## PROBLEM
Write out all of the entries exactly as given.

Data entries
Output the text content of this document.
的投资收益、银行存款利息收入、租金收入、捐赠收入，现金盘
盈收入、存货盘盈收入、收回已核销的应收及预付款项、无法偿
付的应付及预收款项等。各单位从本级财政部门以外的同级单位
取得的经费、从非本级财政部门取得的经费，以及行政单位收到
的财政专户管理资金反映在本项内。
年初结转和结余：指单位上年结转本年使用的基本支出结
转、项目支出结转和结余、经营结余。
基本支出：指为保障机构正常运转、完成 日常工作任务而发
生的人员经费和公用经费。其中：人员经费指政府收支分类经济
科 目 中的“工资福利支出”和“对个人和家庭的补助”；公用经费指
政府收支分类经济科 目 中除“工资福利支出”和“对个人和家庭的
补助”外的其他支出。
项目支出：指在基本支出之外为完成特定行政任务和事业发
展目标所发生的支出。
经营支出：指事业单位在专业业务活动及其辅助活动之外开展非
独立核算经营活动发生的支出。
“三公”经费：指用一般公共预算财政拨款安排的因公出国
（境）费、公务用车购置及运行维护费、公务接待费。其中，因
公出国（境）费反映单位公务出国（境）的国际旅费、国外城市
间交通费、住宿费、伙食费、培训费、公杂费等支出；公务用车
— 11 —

## EXERCISE SOLUTION
Output the text content of this document.
的投资收益、银行存款利息收入、租金收入、捐赠收入，现金盘
盈收入、存货盘盈收入、收回已核销的应收及预付款项、无法偿
付的应付及预收款项等。各单位从本级财政部门以外的同级单位
取得的经费、从非本级财政部门取得的经费，以及行政单位收到
的财政专户管理资金反映在本项内。
年初结转和结余：指单位上年结转本年使用的基本支出结
转、项目支出结转和结余、经营结余。
基本支出：指为保障机构正常运转、完成 日常工作任务而发
生的人员经费和公用经费。其中：人员经费指政府收支分类经济
科 目 中的“工资福利支出”和“对个人和家庭的补助”；公用经费指
政府收支分类经济科 目 中除“工资福利支出”和“对个人和家庭的
补助”外的其他支出。
项目支出：指在基本支出之外为完成特定行政任务和事业发
展目标所发生的支出。
经营支出：指事业单位在专业业务活动及其辅助活动之外开展非
独立核算经营活动发生的支出。
“三公”经费：指用一般公共预算财政拨款安排的因公出国
（境）费、公务用车购置及运行维护费、公务接待费。其中，因
公出国（境）费反映单位公务出国（境）的国际旅费、国外城市
间交通费、住宿费、伙食费、培训费、公杂费等支出；公务用车
— 11 —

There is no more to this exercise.